## Set problem
Give the records back in full, exactly as they read.

## Dataset entries
__________________________________________________

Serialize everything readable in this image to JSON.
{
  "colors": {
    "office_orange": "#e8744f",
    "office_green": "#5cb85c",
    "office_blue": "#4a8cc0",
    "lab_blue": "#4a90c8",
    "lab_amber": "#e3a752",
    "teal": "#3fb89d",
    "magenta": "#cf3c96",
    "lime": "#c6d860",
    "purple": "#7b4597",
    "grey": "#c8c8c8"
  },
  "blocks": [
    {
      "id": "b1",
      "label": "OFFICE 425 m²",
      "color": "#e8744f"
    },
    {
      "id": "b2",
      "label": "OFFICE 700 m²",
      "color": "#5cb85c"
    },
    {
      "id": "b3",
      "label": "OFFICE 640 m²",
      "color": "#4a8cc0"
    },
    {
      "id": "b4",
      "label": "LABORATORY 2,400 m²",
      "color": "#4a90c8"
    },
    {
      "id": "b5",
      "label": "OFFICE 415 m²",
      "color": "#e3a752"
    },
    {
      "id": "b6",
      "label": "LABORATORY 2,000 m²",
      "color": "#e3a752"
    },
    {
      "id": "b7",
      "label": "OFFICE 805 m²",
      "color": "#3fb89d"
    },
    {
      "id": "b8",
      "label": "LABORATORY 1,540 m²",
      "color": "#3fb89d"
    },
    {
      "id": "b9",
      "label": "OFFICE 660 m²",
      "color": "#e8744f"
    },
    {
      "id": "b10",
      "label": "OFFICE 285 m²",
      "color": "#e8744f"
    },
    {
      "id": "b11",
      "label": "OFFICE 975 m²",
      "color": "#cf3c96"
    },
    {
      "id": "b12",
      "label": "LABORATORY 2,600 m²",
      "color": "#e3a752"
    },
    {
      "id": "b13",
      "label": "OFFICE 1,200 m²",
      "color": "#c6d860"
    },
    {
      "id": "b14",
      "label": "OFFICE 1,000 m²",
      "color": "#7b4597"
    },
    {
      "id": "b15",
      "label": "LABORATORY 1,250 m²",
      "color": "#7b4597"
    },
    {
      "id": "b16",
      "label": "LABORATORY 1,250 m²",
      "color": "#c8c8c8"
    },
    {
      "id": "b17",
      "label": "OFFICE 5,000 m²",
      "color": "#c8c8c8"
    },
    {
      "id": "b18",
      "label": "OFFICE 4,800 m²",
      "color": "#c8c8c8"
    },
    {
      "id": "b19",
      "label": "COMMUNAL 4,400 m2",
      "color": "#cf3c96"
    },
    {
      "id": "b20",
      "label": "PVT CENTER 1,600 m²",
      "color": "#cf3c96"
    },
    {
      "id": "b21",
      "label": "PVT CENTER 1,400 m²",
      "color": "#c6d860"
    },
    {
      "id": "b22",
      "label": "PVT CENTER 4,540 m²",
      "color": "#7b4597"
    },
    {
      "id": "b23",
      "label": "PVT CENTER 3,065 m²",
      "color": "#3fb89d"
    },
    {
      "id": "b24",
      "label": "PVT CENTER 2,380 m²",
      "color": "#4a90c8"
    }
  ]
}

__________________________________________________

## Worked answer
Serialize everything readable in this image to JSON.
{
  "colors": {
    "office_orange": "#e8744f",
    "office_green": "#5cb85c",
    "office_blue": "#4a8cc0",
    "lab_blue": "#4a90c8",
    "lab_amber": "#e3a752",
    "teal": "#3fb89d",
    "magenta": "#cf3c96",
    "lime": "#c6d860",
    "purple": "#7b4597",
    "grey": "#c8c8c8"
  },
  "blocks": [
    {
      "id": "b1",
      "label": "OFFICE 425 m²",
      "color": "#e8744f"
    },
    {
      "id": "b2",
      "label": "OFFICE 700 m²",
      "color": "#5cb85c"
    },
    {
      "id": "b3",
      "label": "OFFICE 640 m²",
      "color": "#4a8cc0"
    },
    {
      "id": "b4",
      "label": "LABORATORY 2,400 m²",
      "color": "#4a90c8"
    },
    {
      "id": "b5",
      "label": "OFFICE 415 m²",
      "color": "#e3a752"
    },
    {
      "id": "b6",
      "label": "LABORATORY 2,000 m²",
      "color": "#e3a752"
    },
    {
      "id": "b7",
      "label": "OFFICE 805 m²",
      "color": "#3fb89d"
    },
    {
      "id": "b8",
      "label": "LABORATORY 1,540 m²",
      "color": "#3fb89d"
    },
    {
      "id": "b9",
      "label": "OFFICE 660 m²",
      "color": "#e8744f"
    },
    {
      "id": "b10",
      "label": "OFFICE 285 m²",
      "color": "#e8744f"
    },
    {
      "id": "b11",
      "label": "OFFICE 975 m²",
      "color": "#cf3c96"
    },
    {
      "id": "b12",
      "label": "LABORATORY 2,600 m²",
      "color": "#e3a752"
    },
    {
      "id": "b13",
      "label": "OFFICE 1,200 m²",
      "color": "#c6d860"
    },
    {
      "id": "b14",
      "label": "OFFICE 1,000 m²",
      "color": "#7b4597"
    },
    {
      "id": "b15",
      "label": "LABORATORY 1,250 m²",
      "color": "#7b4597"
    },
    {
      "id": "b16",
      "label": "LABORATORY 1,250 m²",
      "color": "#c8c8c8"
    },
    {
      "id": "b17",
      "label": "OFFICE 5,000 m²",
      "color": "#c8c8c8"
    },
    {
      "id": "b18",
      "label": "OFFICE 4,800 m²",
      "color": "#c8c8c8"
    },
    {
      "id": "b19",
      "label": "COMMUNAL 4,400 m2",
      "color": "#cf3c96"
    },
    {
      "id": "b20",
      "label": "PVT CENTER 1,600 m²",
      "color": "#cf3c96"
    },
    {
      "id": "b21",
      "label": "PVT CENTER 1,400 m²",
      "color": "#c6d860"
    },
    {
      "id": "b22",
      "label": "PVT CENTER 4,540 m²",
      "color": "#7b4597"
    },
    {
      "id": "b23",
      "label": "PVT CENTER 3,065 m²",
      "color": "#3fb89d"
    },
    {
      "id": "b24",
      "label": "PVT CENTER 2,380 m²",
      "color": "#4a90c8"
    }
  ]
}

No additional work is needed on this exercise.